* _Work to do_
List all the lines in these records that hold "LPTUSDT".

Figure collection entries
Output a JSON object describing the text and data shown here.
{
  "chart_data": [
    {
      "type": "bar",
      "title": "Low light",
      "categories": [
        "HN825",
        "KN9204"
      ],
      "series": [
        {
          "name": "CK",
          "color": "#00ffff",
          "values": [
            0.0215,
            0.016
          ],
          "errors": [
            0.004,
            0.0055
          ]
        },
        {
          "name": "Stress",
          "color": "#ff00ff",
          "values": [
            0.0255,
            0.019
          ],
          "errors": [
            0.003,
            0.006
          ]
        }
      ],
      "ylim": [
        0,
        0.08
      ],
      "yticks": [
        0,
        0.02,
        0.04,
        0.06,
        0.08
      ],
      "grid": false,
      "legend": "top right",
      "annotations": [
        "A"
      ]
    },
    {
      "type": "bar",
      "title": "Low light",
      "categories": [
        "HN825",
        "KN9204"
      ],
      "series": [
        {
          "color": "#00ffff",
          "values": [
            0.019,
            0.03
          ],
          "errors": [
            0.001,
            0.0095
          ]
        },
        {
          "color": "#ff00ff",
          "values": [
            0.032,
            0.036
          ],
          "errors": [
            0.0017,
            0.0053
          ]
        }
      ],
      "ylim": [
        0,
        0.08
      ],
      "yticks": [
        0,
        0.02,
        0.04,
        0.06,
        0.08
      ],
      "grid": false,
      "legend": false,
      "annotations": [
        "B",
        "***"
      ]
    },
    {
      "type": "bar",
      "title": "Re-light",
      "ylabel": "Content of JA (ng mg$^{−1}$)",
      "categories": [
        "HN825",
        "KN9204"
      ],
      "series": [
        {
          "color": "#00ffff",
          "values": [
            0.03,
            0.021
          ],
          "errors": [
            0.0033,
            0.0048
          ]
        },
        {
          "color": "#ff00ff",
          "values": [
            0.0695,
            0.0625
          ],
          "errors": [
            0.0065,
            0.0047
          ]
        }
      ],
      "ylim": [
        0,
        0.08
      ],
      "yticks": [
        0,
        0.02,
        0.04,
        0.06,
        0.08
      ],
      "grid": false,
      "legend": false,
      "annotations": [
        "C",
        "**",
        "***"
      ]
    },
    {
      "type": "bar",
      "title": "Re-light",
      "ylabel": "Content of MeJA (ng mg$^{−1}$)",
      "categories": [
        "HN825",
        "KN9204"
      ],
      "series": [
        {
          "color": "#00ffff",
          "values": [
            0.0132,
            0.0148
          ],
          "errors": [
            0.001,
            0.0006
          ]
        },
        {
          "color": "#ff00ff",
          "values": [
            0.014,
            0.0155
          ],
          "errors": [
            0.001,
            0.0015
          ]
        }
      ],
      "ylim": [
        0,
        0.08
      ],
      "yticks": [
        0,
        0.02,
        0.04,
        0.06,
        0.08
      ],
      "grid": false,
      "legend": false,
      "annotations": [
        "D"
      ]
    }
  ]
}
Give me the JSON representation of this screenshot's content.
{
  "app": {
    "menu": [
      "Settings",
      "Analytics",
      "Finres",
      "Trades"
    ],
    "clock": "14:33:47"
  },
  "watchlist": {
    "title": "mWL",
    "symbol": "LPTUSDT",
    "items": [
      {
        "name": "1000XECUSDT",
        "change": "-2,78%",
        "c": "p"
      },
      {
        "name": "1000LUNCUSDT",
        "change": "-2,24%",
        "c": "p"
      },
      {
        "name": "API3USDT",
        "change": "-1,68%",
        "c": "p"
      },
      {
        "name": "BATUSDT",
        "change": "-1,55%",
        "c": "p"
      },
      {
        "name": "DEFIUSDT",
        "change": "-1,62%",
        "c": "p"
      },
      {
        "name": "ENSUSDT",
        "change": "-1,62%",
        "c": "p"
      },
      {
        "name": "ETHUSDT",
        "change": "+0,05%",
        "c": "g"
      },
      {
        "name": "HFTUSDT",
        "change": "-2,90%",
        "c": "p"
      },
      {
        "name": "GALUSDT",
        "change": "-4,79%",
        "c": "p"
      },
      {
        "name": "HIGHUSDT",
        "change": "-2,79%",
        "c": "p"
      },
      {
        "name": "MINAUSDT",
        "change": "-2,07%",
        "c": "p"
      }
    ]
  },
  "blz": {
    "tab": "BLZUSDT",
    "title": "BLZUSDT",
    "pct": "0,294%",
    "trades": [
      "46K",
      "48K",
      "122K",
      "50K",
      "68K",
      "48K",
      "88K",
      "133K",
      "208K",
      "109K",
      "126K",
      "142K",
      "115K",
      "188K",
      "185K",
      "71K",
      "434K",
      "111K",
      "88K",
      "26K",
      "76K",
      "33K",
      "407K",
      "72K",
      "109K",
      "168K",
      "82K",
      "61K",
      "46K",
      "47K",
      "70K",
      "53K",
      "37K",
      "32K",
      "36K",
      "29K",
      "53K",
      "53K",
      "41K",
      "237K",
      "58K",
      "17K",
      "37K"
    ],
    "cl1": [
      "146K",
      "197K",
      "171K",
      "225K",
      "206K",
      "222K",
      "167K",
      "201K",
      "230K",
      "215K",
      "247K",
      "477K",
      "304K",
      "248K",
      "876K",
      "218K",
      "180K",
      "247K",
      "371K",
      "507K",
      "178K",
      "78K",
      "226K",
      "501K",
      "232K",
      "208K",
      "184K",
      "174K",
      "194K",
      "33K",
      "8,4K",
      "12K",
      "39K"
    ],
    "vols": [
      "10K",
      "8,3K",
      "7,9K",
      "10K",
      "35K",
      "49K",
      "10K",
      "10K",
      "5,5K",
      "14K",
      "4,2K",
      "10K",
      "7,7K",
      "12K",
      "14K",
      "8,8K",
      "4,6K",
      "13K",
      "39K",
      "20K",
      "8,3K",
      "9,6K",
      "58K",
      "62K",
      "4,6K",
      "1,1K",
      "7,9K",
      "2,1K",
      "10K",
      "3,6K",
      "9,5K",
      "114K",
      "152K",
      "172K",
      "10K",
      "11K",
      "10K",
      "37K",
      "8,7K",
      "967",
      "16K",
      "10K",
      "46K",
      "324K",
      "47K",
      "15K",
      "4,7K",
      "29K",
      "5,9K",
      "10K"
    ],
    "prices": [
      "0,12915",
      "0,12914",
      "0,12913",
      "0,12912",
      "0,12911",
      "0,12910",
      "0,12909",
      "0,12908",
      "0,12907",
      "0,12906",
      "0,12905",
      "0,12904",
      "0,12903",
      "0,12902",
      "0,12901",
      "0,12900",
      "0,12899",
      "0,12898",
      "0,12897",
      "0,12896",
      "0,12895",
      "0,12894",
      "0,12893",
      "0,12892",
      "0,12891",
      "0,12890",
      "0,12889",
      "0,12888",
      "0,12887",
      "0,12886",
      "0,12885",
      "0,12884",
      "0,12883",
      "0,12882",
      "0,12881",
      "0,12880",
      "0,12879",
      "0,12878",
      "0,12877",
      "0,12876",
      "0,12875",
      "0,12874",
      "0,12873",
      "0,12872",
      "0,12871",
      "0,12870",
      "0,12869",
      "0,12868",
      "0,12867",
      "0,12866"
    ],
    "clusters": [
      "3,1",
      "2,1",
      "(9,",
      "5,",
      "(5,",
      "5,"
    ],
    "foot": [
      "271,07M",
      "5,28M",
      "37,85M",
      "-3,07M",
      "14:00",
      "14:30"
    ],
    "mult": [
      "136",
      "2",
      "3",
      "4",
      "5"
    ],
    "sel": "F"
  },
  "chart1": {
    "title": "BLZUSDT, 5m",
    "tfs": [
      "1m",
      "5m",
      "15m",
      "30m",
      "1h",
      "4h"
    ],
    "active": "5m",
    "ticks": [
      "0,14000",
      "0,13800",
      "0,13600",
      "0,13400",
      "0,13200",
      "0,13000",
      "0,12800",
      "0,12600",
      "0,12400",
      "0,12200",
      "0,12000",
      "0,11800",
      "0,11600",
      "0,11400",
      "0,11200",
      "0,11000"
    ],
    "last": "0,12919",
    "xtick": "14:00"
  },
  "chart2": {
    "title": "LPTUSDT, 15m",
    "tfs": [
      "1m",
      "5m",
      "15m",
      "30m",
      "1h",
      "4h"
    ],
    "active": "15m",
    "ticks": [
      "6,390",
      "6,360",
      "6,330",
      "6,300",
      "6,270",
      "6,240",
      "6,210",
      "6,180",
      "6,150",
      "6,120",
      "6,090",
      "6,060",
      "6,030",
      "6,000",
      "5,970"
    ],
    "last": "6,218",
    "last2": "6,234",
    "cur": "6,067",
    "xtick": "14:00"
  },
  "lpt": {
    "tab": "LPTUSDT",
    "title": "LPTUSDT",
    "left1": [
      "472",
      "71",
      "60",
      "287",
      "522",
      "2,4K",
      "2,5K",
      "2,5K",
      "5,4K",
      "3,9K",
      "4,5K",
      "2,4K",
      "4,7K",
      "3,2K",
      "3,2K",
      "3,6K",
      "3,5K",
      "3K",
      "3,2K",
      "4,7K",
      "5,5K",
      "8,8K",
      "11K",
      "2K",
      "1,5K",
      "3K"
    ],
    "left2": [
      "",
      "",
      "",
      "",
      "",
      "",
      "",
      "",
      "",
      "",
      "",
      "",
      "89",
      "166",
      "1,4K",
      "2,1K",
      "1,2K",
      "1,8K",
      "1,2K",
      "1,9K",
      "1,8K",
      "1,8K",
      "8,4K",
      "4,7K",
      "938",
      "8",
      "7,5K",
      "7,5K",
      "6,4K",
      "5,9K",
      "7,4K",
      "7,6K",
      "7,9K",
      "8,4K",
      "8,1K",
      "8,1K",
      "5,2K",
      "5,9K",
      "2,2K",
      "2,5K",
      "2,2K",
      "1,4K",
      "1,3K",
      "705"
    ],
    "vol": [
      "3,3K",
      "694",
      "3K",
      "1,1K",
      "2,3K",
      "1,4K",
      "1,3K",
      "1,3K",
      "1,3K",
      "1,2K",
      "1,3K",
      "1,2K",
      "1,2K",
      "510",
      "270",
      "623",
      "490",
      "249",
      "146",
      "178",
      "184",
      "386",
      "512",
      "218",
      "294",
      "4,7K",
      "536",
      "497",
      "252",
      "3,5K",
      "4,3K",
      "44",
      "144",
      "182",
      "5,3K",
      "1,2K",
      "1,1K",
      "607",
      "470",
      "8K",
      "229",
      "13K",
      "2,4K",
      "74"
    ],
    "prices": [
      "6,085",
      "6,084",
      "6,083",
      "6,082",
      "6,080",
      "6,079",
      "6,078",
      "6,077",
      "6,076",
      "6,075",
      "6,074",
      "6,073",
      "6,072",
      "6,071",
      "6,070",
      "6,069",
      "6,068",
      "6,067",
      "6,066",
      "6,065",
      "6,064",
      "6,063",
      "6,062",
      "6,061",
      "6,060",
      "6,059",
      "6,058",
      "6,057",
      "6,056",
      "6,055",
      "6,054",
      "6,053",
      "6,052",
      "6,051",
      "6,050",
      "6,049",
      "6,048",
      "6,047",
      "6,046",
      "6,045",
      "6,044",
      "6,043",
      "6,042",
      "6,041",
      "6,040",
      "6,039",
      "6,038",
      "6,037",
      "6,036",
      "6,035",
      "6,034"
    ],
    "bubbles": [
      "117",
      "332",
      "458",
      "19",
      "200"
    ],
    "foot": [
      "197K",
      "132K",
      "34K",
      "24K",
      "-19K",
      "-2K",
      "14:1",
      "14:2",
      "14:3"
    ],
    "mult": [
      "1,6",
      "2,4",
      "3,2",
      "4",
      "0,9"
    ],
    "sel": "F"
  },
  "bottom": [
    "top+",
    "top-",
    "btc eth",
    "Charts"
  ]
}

* _The answer_
    "symbol": "LPTUSDT",
    "title": "LPTUSDT, 15m",
    "tab": "LPTUSDT",
    "title": "LPTUSDT",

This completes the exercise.